What is asked: Exactly repeat the material, dropping every picture from the copy.

Stored data
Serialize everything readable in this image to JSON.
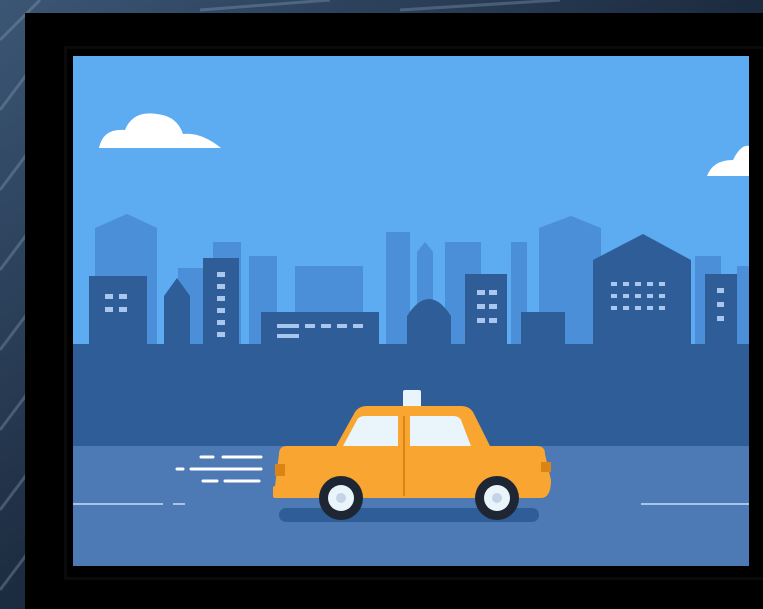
{
  "image": {
    "subject": "taxi-cab-city-street-illustration",
    "colors": {
      "sky": "#5dabf1",
      "skyline_far": "#4a8fd8",
      "skyline_near": "#2f5d98",
      "ground": "#3d6aa8",
      "road": "#4d79b5",
      "taxi_body": "#f8a532",
      "taxi_window": "#eaf4fb",
      "wheel": "#1e2633",
      "cloud": "#ffffff",
      "frame": "#000000"
    },
    "icons": [
      "cloud-icon",
      "taxi-icon",
      "speed-lines-icon",
      "building-icon"
    ]
  }
}
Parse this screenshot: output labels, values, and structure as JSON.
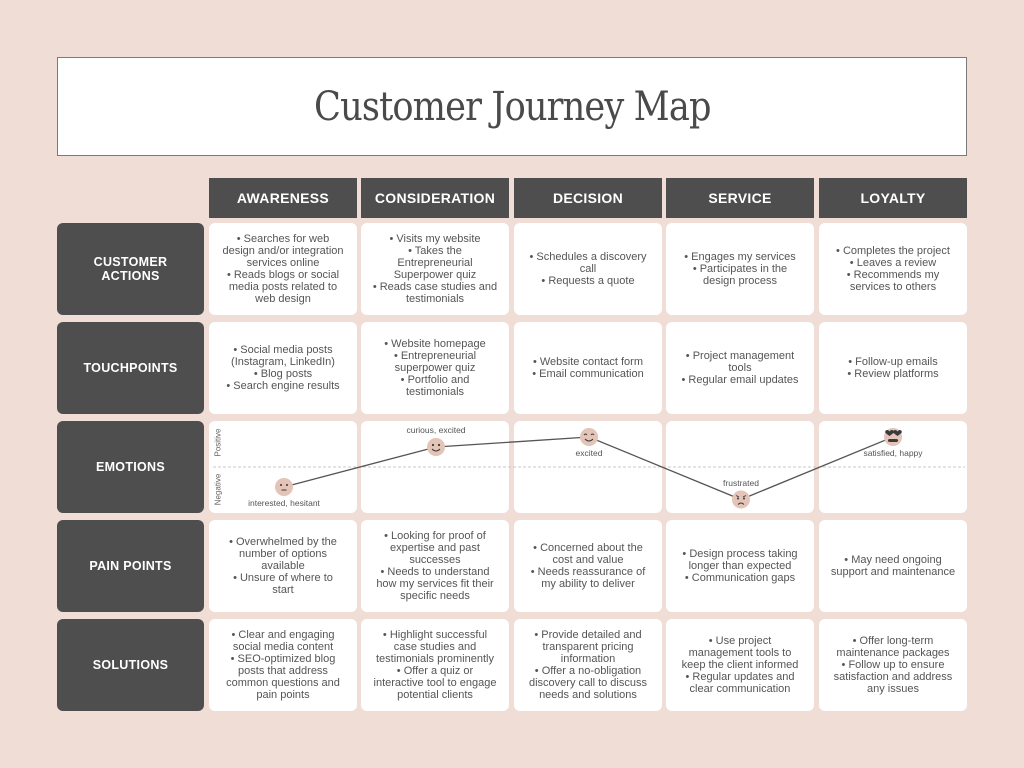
{
  "title": "Customer Journey Map",
  "stages": [
    "AWARENESS",
    "CONSIDERATION",
    "DECISION",
    "SERVICE",
    "LOYALTY"
  ],
  "rows": {
    "customer_actions": {
      "label": "CUSTOMER\nACTIONS",
      "cells": [
        "• Searches for web\ndesign and/or integration\nservices online\n• Reads blogs or social\nmedia posts related to\nweb design",
        "• Visits my website\n• Takes the\nEntrepreneurial\nSuperpower quiz\n• Reads case studies and\ntestimonials",
        "• Schedules a discovery\ncall\n• Requests a quote",
        "• Engages my services\n• Participates in the\ndesign process",
        "• Completes the project\n• Leaves a review\n• Recommends my\nservices to others"
      ]
    },
    "touchpoints": {
      "label": "TOUCHPOINTS",
      "cells": [
        "• Social media posts\n(Instagram, LinkedIn)\n• Blog posts\n• Search engine results",
        "• Website homepage\n• Entrepreneurial\nsuperpower quiz\n• Portfolio and\ntestimonials",
        "• Website contact form\n• Email communication",
        "• Project management\ntools\n• Regular email updates",
        "• Follow-up emails\n• Review platforms"
      ]
    },
    "emotions": {
      "label": "EMOTIONS",
      "axis_positive": "Positive",
      "axis_negative": "Negative",
      "points": [
        {
          "stage": "AWARENESS",
          "label": "interested, hesitant",
          "face": "hesitant-face-icon",
          "level": -0.4
        },
        {
          "stage": "CONSIDERATION",
          "label": "curious, excited",
          "face": "curious-face-icon",
          "level": 0.4
        },
        {
          "stage": "DECISION",
          "label": "excited",
          "face": "happy-face-icon",
          "level": 0.6
        },
        {
          "stage": "SERVICE",
          "label": "frustrated",
          "face": "frustrated-face-icon",
          "level": -0.65
        },
        {
          "stage": "LOYALTY",
          "label": "satisfied, happy",
          "face": "heart-eyes-face-icon",
          "level": 0.6
        }
      ]
    },
    "pain_points": {
      "label": "PAIN POINTS",
      "cells": [
        "• Overwhelmed by the\nnumber of options\navailable\n• Unsure of where to\nstart",
        "• Looking for proof of\nexpertise and past\nsuccesses\n• Needs to understand\nhow my services fit their\nspecific needs",
        "• Concerned about the\ncost and value\n• Needs reassurance of\nmy ability to deliver",
        "• Design process taking\nlonger than expected\n• Communication gaps",
        "• May need ongoing\nsupport and maintenance"
      ]
    },
    "solutions": {
      "label": "SOLUTIONS",
      "cells": [
        "• Clear and engaging\nsocial media content\n• SEO-optimized blog\nposts that address\ncommon questions and\npain points",
        "• Highlight successful\ncase studies and\ntestimonials prominently\n• Offer a quiz or\ninteractive tool to engage\npotential clients",
        "• Provide detailed and\ntransparent pricing\ninformation\n• Offer a no-obligation\ndiscovery call to discuss\nneeds and solutions",
        "• Use project\nmanagement tools to\nkeep the client informed\n• Regular updates and\nclear communication",
        "• Offer long-term\nmaintenance packages\n• Follow up to ensure\nsatisfaction and address\nany issues"
      ]
    }
  },
  "colors": {
    "background": "#efddd6",
    "header_dark": "#4e4e4e",
    "cell": "#ffffff",
    "face": "#e3c4b6",
    "line": "#555555"
  }
}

Answer to the problem:
Serialize everything readable in this image to JSON.
{
  "image": {
    "subject": "taxi-cab-city-street-illustration",
    "colors": {
      "sky": "#5dabf1",
      "skyline_far": "#4a8fd8",
      "skyline_near": "#2f5d98",
      "ground": "#3d6aa8",
      "road": "#4d79b5",
      "taxi_body": "#f8a532",
      "taxi_window": "#eaf4fb",
      "wheel": "#1e2633",
      "cloud": "#ffffff",
      "frame": "#000000"
    },
    "icons": [
      "cloud-icon",
      "taxi-icon",
      "speed-lines-icon",
      "building-icon"
    ]
  }
}
Parse this screenshot: output labels, values, and structure as JSON.
{
  "title": "Customer Journey Map",
  "stages": [
    "AWARENESS",
    "CONSIDERATION",
    "DECISION",
    "SERVICE",
    "LOYALTY"
  ],
  "rows": {
    "customer_actions": {
      "label": "CUSTOMER\nACTIONS",
      "cells": [
        "• Searches for web\ndesign and/or integration\nservices online\n• Reads blogs or social\nmedia posts related to\nweb design",
        "• Visits my website\n• Takes the\nEntrepreneurial\nSuperpower quiz\n• Reads case studies and\ntestimonials",
        "• Schedules a discovery\ncall\n• Requests a quote",
        "• Engages my services\n• Participates in the\ndesign process",
        "• Completes the project\n• Leaves a review\n• Recommends my\nservices to others"
      ]
    },
    "touchpoints": {
      "label": "TOUCHPOINTS",
      "cells": [
        "• Social media posts\n(Instagram, LinkedIn)\n• Blog posts\n• Search engine results",
        "• Website homepage\n• Entrepreneurial\nsuperpower quiz\n• Portfolio and\ntestimonials",
        "• Website contact form\n• Email communication",
        "• Project management\ntools\n• Regular email updates",
        "• Follow-up emails\n• Review platforms"
      ]
    },
    "emotions": {
      "label": "EMOTIONS",
      "axis_positive": "Positive",
      "axis_negative": "Negative",
      "points": [
        {
          "stage": "AWARENESS",
          "label": "interested, hesitant",
          "face": "hesitant-face-icon",
          "level": -0.4
        },
        {
          "stage": "CONSIDERATION",
          "label": "curious, excited",
          "face": "curious-face-icon",
          "level": 0.4
        },
        {
          "stage": "DECISION",
          "label": "excited",
          "face": "happy-face-icon",
          "level": 0.6
        },
        {
          "stage": "SERVICE",
          "label": "frustrated",
          "face": "frustrated-face-icon",
          "level": -0.65
        },
        {
          "stage": "LOYALTY",
          "label": "satisfied, happy",
          "face": "heart-eyes-face-icon",
          "level": 0.6
        }
      ]
    },
    "pain_points": {
      "label": "PAIN POINTS",
      "cells": [
        "• Overwhelmed by the\nnumber of options\navailable\n• Unsure of where to\nstart",
        "• Looking for proof of\nexpertise and past\nsuccesses\n• Needs to understand\nhow my services fit their\nspecific needs",
        "• Concerned about the\ncost and value\n• Needs reassurance of\nmy ability to deliver",
        "• Design process taking\nlonger than expected\n• Communication gaps",
        "• May need ongoing\nsupport and maintenance"
      ]
    },
    "solutions": {
      "label": "SOLUTIONS",
      "cells": [
        "• Clear and engaging\nsocial media content\n• SEO-optimized blog\nposts that address\ncommon questions and\npain points",
        "• Highlight successful\ncase studies and\ntestimonials prominently\n• Offer a quiz or\ninteractive tool to engage\npotential clients",
        "• Provide detailed and\ntransparent pricing\ninformation\n• Offer a no-obligation\ndiscovery call to discuss\nneeds and solutions",
        "• Use project\nmanagement tools to\nkeep the client informed\n• Regular updates and\nclear communication",
        "• Offer long-term\nmaintenance packages\n• Follow up to ensure\nsatisfaction and address\nany issues"
      ]
    }
  },
  "colors": {
    "background": "#efddd6",
    "header_dark": "#4e4e4e",
    "cell": "#ffffff",
    "face": "#e3c4b6",
    "line": "#555555"
  }
}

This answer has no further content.